> **Exercise details**: Output each entry that follows exactly. Images stay out.

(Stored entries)
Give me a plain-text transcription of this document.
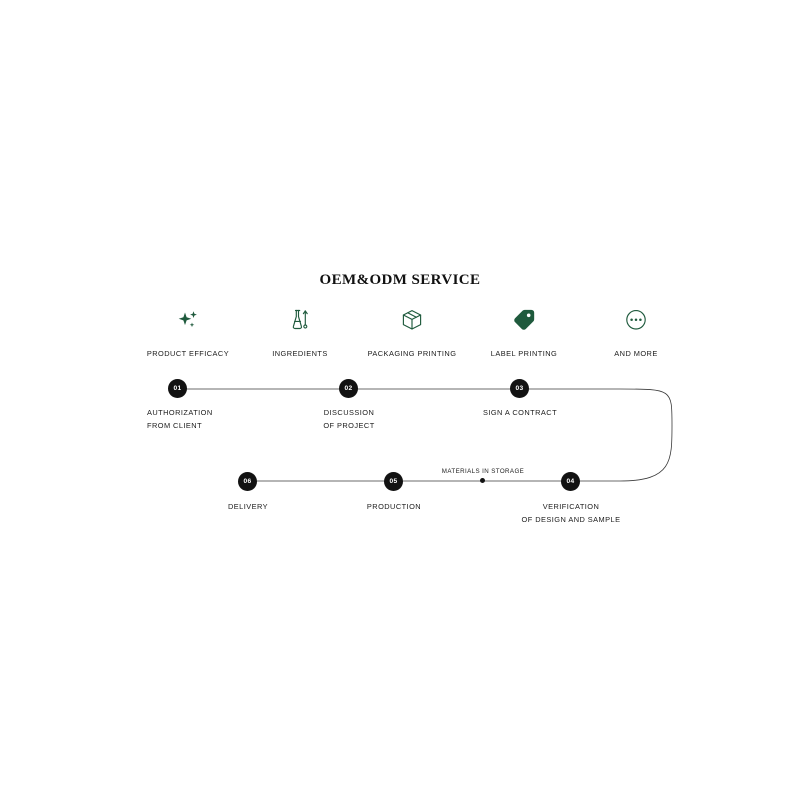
OEM&ODM SERVICE
PRODUCT EFFICACY	INGREDIENTS	PACKAGING PRINTING	LABEL PRINTING	AND MORE
01
AUTHORIZATION
FROM CLIENT
02
DISCUSSION
OF PROJECT
03
SIGN A CONTRACT
04
VERIFICATION
OF DESIGN AND SAMPLE
05
PRODUCTION
06
DELIVERY
MATERIALS IN STORAGE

> **Result**:
Give me a plain-text transcription of this document.
OEM&ODM SERVICE
PRODUCT EFFICACY	INGREDIENTS	PACKAGING PRINTING	LABEL PRINTING	AND MORE
01
AUTHORIZATION
FROM CLIENT
02
DISCUSSION
OF PROJECT
03
SIGN A CONTRACT
04
VERIFICATION
OF DESIGN AND SAMPLE
05
PRODUCTION
06
DELIVERY
MATERIALS IN STORAGE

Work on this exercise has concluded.